Records that describe figures ->
>>>>>
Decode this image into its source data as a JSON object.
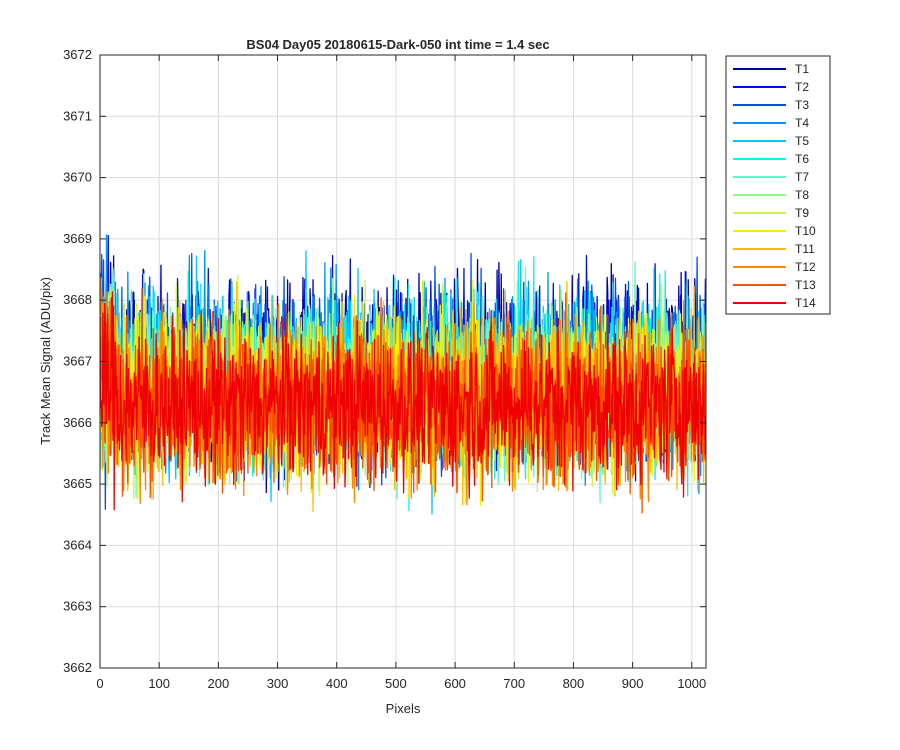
{
  "chart_data": {
    "type": "line",
    "title": "BS04 Day05 20180615-Dark-050 int time = 1.4 sec",
    "xlabel": "Pixels",
    "ylabel": "Track Mean Signal (ADU/pix)",
    "xlim": [
      0,
      1024
    ],
    "ylim": [
      3662,
      3672
    ],
    "xticks": [
      0,
      100,
      200,
      300,
      400,
      500,
      600,
      700,
      800,
      900,
      1000
    ],
    "yticks": [
      3662,
      3663,
      3664,
      3665,
      3666,
      3667,
      3668,
      3669,
      3670,
      3671,
      3672
    ],
    "grid": true,
    "legend_position": "outside-top-right",
    "series": [
      {
        "name": "T1",
        "color": "#0000a8",
        "mean": 3666.9,
        "amplitude": 1.25
      },
      {
        "name": "T2",
        "color": "#0010d8",
        "mean": 3666.85,
        "amplitude": 1.25
      },
      {
        "name": "T3",
        "color": "#0050f0",
        "mean": 3666.8,
        "amplitude": 1.25
      },
      {
        "name": "T4",
        "color": "#0090f8",
        "mean": 3666.75,
        "amplitude": 1.25
      },
      {
        "name": "T5",
        "color": "#00c8f8",
        "mean": 3666.7,
        "amplitude": 1.25
      },
      {
        "name": "T6",
        "color": "#10f0f0",
        "mean": 3666.65,
        "amplitude": 1.25
      },
      {
        "name": "T7",
        "color": "#60f8c0",
        "mean": 3666.6,
        "amplitude": 1.2
      },
      {
        "name": "T8",
        "color": "#90f890",
        "mean": 3666.55,
        "amplitude": 1.2
      },
      {
        "name": "T9",
        "color": "#c8f848",
        "mean": 3666.5,
        "amplitude": 1.2
      },
      {
        "name": "T10",
        "color": "#f8f000",
        "mean": 3666.45,
        "amplitude": 1.2
      },
      {
        "name": "T11",
        "color": "#f8c000",
        "mean": 3666.4,
        "amplitude": 1.2
      },
      {
        "name": "T12",
        "color": "#f88800",
        "mean": 3666.35,
        "amplitude": 1.2
      },
      {
        "name": "T13",
        "color": "#f85000",
        "mean": 3666.3,
        "amplitude": 1.15
      },
      {
        "name": "T14",
        "color": "#f00000",
        "mean": 3666.3,
        "amplitude": 1.1
      }
    ]
  }
}
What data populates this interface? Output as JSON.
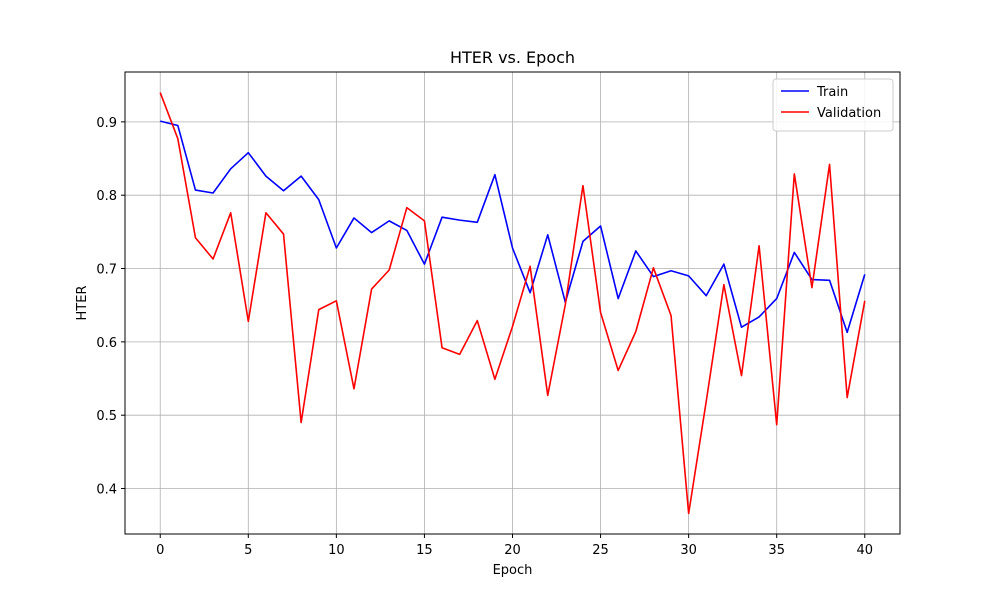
{
  "chart_data": {
    "type": "line",
    "title": "HTER vs. Epoch",
    "xlabel": "Epoch",
    "ylabel": "HTER",
    "xlim": [
      -2,
      42
    ],
    "ylim": [
      0.338,
      0.968
    ],
    "xticks": [
      0,
      5,
      10,
      15,
      20,
      25,
      30,
      35,
      40
    ],
    "yticks": [
      0.4,
      0.5,
      0.6,
      0.7,
      0.8,
      0.9
    ],
    "grid": true,
    "legend_position": "top-right",
    "x": [
      0,
      1,
      2,
      3,
      4,
      5,
      6,
      7,
      8,
      9,
      10,
      11,
      12,
      13,
      14,
      15,
      16,
      17,
      18,
      19,
      20,
      21,
      22,
      23,
      24,
      25,
      26,
      27,
      28,
      29,
      30,
      31,
      32,
      33,
      34,
      35,
      36,
      37,
      38,
      39,
      40
    ],
    "series": [
      {
        "name": "Train",
        "color": "#0000ff",
        "values": [
          0.901,
          0.895,
          0.807,
          0.803,
          0.836,
          0.858,
          0.826,
          0.806,
          0.826,
          0.794,
          0.728,
          0.769,
          0.749,
          0.765,
          0.752,
          0.706,
          0.77,
          0.766,
          0.763,
          0.828,
          0.728,
          0.667,
          0.746,
          0.654,
          0.737,
          0.758,
          0.659,
          0.724,
          0.689,
          0.697,
          0.69,
          0.663,
          0.706,
          0.62,
          0.634,
          0.659,
          0.722,
          0.685,
          0.684,
          0.613,
          0.692
        ]
      },
      {
        "name": "Validation",
        "color": "#ff0000",
        "values": [
          0.94,
          0.877,
          0.742,
          0.713,
          0.776,
          0.628,
          0.776,
          0.747,
          0.49,
          0.644,
          0.656,
          0.536,
          0.672,
          0.698,
          0.783,
          0.765,
          0.592,
          0.583,
          0.629,
          0.549,
          0.621,
          0.703,
          0.527,
          0.651,
          0.813,
          0.64,
          0.561,
          0.614,
          0.701,
          0.636,
          0.366,
          0.519,
          0.678,
          0.554,
          0.731,
          0.487,
          0.829,
          0.674,
          0.842,
          0.524,
          0.656
        ]
      }
    ]
  }
}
<<<<<
What is being asked ->
Take the data above and repeat it exactly, leaving each picture out.

In response ->
Decode this image into its source data as a JSON object.
{
  "chart_data": {
    "type": "line",
    "title": "BS04 Day05 20180615-Dark-050 int time = 1.4 sec",
    "xlabel": "Pixels",
    "ylabel": "Track Mean Signal (ADU/pix)",
    "xlim": [
      0,
      1024
    ],
    "ylim": [
      3662,
      3672
    ],
    "xticks": [
      0,
      100,
      200,
      300,
      400,
      500,
      600,
      700,
      800,
      900,
      1000
    ],
    "yticks": [
      3662,
      3663,
      3664,
      3665,
      3666,
      3667,
      3668,
      3669,
      3670,
      3671,
      3672
    ],
    "grid": true,
    "legend_position": "outside-top-right",
    "series": [
      {
        "name": "T1",
        "color": "#0000a8",
        "mean": 3666.9,
        "amplitude": 1.25
      },
      {
        "name": "T2",
        "color": "#0010d8",
        "mean": 3666.85,
        "amplitude": 1.25
      },
      {
        "name": "T3",
        "color": "#0050f0",
        "mean": 3666.8,
        "amplitude": 1.25
      },
      {
        "name": "T4",
        "color": "#0090f8",
        "mean": 3666.75,
        "amplitude": 1.25
      },
      {
        "name": "T5",
        "color": "#00c8f8",
        "mean": 3666.7,
        "amplitude": 1.25
      },
      {
        "name": "T6",
        "color": "#10f0f0",
        "mean": 3666.65,
        "amplitude": 1.25
      },
      {
        "name": "T7",
        "color": "#60f8c0",
        "mean": 3666.6,
        "amplitude": 1.2
      },
      {
        "name": "T8",
        "color": "#90f890",
        "mean": 3666.55,
        "amplitude": 1.2
      },
      {
        "name": "T9",
        "color": "#c8f848",
        "mean": 3666.5,
        "amplitude": 1.2
      },
      {
        "name": "T10",
        "color": "#f8f000",
        "mean": 3666.45,
        "amplitude": 1.2
      },
      {
        "name": "T11",
        "color": "#f8c000",
        "mean": 3666.4,
        "amplitude": 1.2
      },
      {
        "name": "T12",
        "color": "#f88800",
        "mean": 3666.35,
        "amplitude": 1.2
      },
      {
        "name": "T13",
        "color": "#f85000",
        "mean": 3666.3,
        "amplitude": 1.15
      },
      {
        "name": "T14",
        "color": "#f00000",
        "mean": 3666.3,
        "amplitude": 1.1
      }
    ]
  }
}
What data populates this interface? Output as JSON.
{
  "chart_data": {
    "type": "line",
    "title": "HTER vs. Epoch",
    "xlabel": "Epoch",
    "ylabel": "HTER",
    "xlim": [
      -2,
      42
    ],
    "ylim": [
      0.338,
      0.968
    ],
    "xticks": [
      0,
      5,
      10,
      15,
      20,
      25,
      30,
      35,
      40
    ],
    "yticks": [
      0.4,
      0.5,
      0.6,
      0.7,
      0.8,
      0.9
    ],
    "grid": true,
    "legend_position": "top-right",
    "x": [
      0,
      1,
      2,
      3,
      4,
      5,
      6,
      7,
      8,
      9,
      10,
      11,
      12,
      13,
      14,
      15,
      16,
      17,
      18,
      19,
      20,
      21,
      22,
      23,
      24,
      25,
      26,
      27,
      28,
      29,
      30,
      31,
      32,
      33,
      34,
      35,
      36,
      37,
      38,
      39,
      40
    ],
    "series": [
      {
        "name": "Train",
        "color": "#0000ff",
        "values": [
          0.901,
          0.895,
          0.807,
          0.803,
          0.836,
          0.858,
          0.826,
          0.806,
          0.826,
          0.794,
          0.728,
          0.769,
          0.749,
          0.765,
          0.752,
          0.706,
          0.77,
          0.766,
          0.763,
          0.828,
          0.728,
          0.667,
          0.746,
          0.654,
          0.737,
          0.758,
          0.659,
          0.724,
          0.689,
          0.697,
          0.69,
          0.663,
          0.706,
          0.62,
          0.634,
          0.659,
          0.722,
          0.685,
          0.684,
          0.613,
          0.692
        ]
      },
      {
        "name": "Validation",
        "color": "#ff0000",
        "values": [
          0.94,
          0.877,
          0.742,
          0.713,
          0.776,
          0.628,
          0.776,
          0.747,
          0.49,
          0.644,
          0.656,
          0.536,
          0.672,
          0.698,
          0.783,
          0.765,
          0.592,
          0.583,
          0.629,
          0.549,
          0.621,
          0.703,
          0.527,
          0.651,
          0.813,
          0.64,
          0.561,
          0.614,
          0.701,
          0.636,
          0.366,
          0.519,
          0.678,
          0.554,
          0.731,
          0.487,
          0.829,
          0.674,
          0.842,
          0.524,
          0.656
        ]
      }
    ]
  }
}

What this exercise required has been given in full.